» **SET PROBLEM**:
Will you transcribe the entries that follow, exactly and in full?

Stored data:
########

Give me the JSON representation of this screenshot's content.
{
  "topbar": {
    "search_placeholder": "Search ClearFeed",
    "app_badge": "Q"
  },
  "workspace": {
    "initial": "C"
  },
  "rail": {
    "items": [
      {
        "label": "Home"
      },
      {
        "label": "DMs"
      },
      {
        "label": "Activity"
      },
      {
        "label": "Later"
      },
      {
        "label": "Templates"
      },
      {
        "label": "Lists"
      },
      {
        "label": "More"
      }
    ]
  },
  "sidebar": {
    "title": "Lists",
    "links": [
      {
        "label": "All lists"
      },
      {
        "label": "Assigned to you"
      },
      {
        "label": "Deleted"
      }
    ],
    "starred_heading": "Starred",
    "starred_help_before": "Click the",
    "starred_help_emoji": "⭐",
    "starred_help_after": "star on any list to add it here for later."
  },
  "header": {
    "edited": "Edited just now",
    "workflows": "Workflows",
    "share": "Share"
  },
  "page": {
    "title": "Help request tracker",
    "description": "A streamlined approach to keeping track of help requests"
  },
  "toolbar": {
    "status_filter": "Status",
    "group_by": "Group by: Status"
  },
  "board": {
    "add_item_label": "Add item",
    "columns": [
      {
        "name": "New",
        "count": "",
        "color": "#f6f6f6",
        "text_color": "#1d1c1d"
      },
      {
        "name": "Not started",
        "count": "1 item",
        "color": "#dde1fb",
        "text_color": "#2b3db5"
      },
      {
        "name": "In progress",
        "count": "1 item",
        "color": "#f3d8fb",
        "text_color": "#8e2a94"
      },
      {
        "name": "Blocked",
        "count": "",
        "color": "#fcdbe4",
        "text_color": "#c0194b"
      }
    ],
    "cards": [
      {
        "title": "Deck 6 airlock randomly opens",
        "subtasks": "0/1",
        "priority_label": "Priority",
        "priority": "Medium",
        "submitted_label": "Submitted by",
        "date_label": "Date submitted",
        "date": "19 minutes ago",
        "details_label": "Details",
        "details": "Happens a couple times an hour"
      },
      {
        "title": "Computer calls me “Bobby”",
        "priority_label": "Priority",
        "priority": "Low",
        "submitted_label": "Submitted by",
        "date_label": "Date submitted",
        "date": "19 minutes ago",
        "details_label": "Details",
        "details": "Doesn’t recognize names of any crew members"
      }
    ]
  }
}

########

» **SOLUTION TO THE PROBLEM**:
Give me the JSON representation of this screenshot's content.
{
  "topbar": {
    "search_placeholder": "Search ClearFeed",
    "app_badge": "Q"
  },
  "workspace": {
    "initial": "C"
  },
  "rail": {
    "items": [
      {
        "label": "Home"
      },
      {
        "label": "DMs"
      },
      {
        "label": "Activity"
      },
      {
        "label": "Later"
      },
      {
        "label": "Templates"
      },
      {
        "label": "Lists"
      },
      {
        "label": "More"
      }
    ]
  },
  "sidebar": {
    "title": "Lists",
    "links": [
      {
        "label": "All lists"
      },
      {
        "label": "Assigned to you"
      },
      {
        "label": "Deleted"
      }
    ],
    "starred_heading": "Starred",
    "starred_help_before": "Click the",
    "starred_help_emoji": "⭐",
    "starred_help_after": "star on any list to add it here for later."
  },
  "header": {
    "edited": "Edited just now",
    "workflows": "Workflows",
    "share": "Share"
  },
  "page": {
    "title": "Help request tracker",
    "description": "A streamlined approach to keeping track of help requests"
  },
  "toolbar": {
    "status_filter": "Status",
    "group_by": "Group by: Status"
  },
  "board": {
    "add_item_label": "Add item",
    "columns": [
      {
        "name": "New",
        "count": "",
        "color": "#f6f6f6",
        "text_color": "#1d1c1d"
      },
      {
        "name": "Not started",
        "count": "1 item",
        "color": "#dde1fb",
        "text_color": "#2b3db5"
      },
      {
        "name": "In progress",
        "count": "1 item",
        "color": "#f3d8fb",
        "text_color": "#8e2a94"
      },
      {
        "name": "Blocked",
        "count": "",
        "color": "#fcdbe4",
        "text_color": "#c0194b"
      }
    ],
    "cards": [
      {
        "title": "Deck 6 airlock randomly opens",
        "subtasks": "0/1",
        "priority_label": "Priority",
        "priority": "Medium",
        "submitted_label": "Submitted by",
        "date_label": "Date submitted",
        "date": "19 minutes ago",
        "details_label": "Details",
        "details": "Happens a couple times an hour"
      },
      {
        "title": "Computer calls me “Bobby”",
        "priority_label": "Priority",
        "priority": "Low",
        "submitted_label": "Submitted by",
        "date_label": "Date submitted",
        "date": "19 minutes ago",
        "details_label": "Details",
        "details": "Doesn’t recognize names of any crew members"
      }
    ]
  }
}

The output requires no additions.